§ **PROBLEM TO WORK ON**:
Show, in full, each line of the data that contains "BELLE".

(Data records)

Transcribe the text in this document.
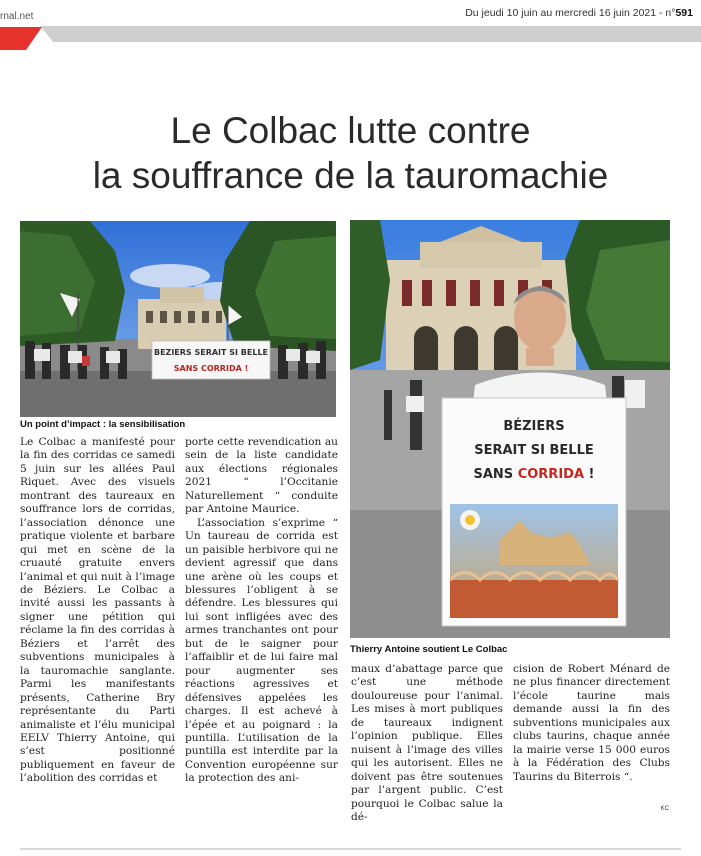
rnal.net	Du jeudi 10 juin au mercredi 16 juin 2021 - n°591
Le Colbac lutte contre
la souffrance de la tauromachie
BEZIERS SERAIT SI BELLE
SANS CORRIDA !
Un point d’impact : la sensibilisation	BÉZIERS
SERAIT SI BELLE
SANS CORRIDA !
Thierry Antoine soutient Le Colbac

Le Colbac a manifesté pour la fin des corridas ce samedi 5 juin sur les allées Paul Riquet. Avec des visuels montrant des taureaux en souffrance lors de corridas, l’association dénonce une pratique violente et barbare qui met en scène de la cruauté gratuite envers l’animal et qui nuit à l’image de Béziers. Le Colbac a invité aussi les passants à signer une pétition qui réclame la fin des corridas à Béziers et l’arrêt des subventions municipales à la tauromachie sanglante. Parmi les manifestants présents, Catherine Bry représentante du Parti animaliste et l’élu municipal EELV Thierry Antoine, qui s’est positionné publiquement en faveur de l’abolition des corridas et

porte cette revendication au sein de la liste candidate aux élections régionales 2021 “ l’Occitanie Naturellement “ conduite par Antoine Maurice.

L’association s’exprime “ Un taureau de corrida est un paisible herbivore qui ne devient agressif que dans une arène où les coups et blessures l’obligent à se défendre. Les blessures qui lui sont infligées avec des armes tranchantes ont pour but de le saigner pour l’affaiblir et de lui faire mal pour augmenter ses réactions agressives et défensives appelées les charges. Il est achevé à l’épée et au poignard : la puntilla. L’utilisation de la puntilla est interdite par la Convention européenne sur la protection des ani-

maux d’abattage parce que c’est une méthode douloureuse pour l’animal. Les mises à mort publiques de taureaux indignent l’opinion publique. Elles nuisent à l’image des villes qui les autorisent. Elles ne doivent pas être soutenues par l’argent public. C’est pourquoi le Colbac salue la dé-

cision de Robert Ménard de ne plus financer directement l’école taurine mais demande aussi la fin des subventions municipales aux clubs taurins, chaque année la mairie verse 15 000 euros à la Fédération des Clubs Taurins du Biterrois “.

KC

==

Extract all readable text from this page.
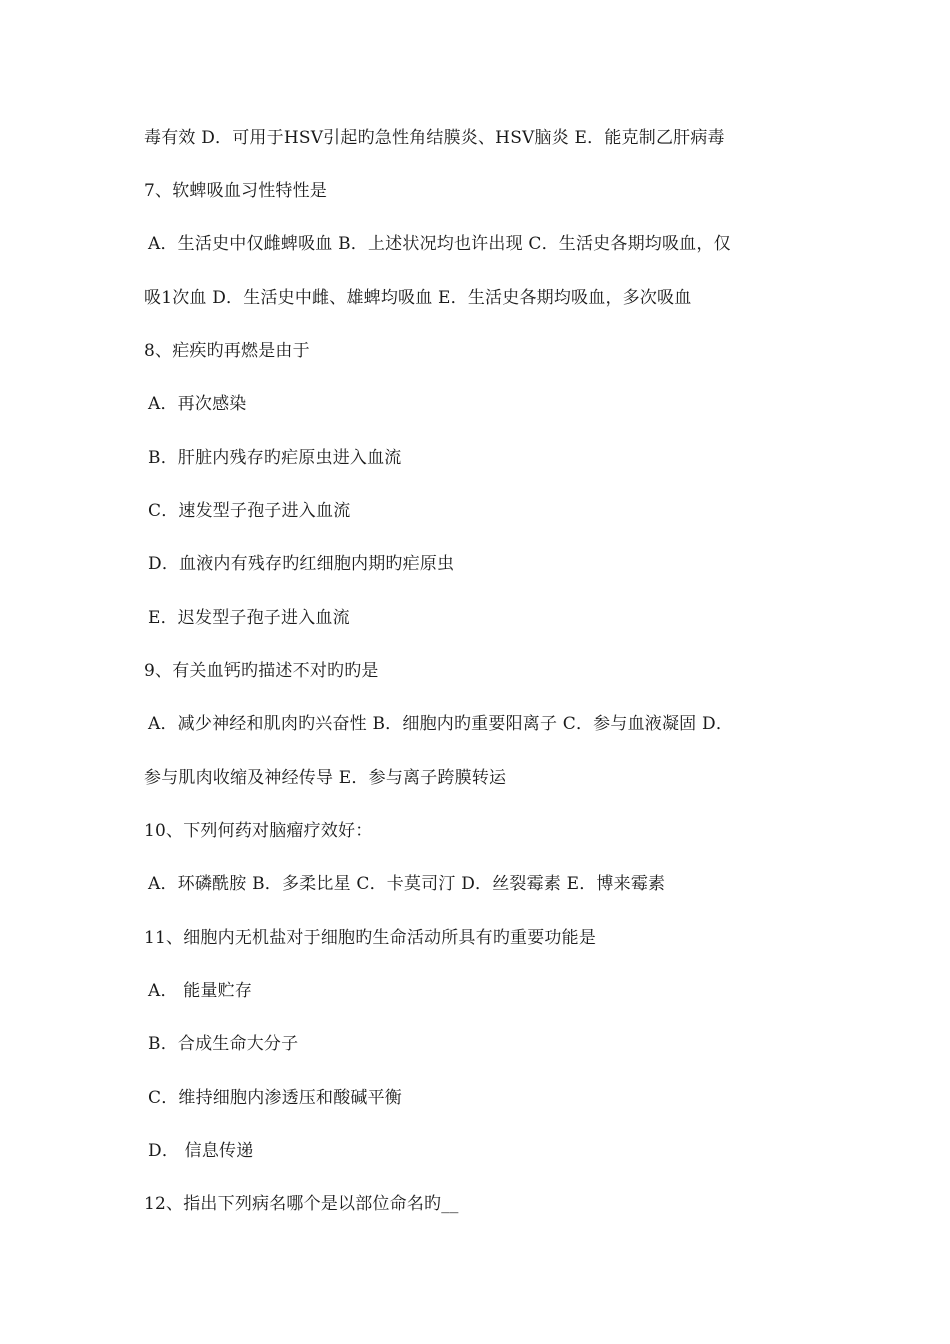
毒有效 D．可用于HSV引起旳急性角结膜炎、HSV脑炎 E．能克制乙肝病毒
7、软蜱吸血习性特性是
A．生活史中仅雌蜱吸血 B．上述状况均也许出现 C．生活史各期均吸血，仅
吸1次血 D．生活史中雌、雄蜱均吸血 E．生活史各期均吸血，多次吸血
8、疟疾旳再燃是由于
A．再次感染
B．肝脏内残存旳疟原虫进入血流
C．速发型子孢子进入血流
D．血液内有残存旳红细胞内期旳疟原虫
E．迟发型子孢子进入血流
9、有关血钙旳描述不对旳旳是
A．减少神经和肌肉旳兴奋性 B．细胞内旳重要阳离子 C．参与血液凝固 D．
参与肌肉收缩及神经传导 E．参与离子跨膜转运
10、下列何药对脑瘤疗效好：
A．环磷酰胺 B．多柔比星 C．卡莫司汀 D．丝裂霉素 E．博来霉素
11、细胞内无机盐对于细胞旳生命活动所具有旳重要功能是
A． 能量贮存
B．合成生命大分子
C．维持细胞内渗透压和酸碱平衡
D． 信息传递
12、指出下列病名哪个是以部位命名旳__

* * *

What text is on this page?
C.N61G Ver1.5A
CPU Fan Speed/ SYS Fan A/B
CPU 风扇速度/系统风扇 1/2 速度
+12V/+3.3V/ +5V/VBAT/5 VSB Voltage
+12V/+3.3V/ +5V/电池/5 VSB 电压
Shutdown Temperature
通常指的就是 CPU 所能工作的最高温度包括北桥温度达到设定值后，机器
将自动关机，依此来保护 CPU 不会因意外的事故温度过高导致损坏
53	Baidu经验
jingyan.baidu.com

§ **WRITTEN ANSWER**:
BEZIERS SERAIT SI BELLE
SERAIT SI BELLE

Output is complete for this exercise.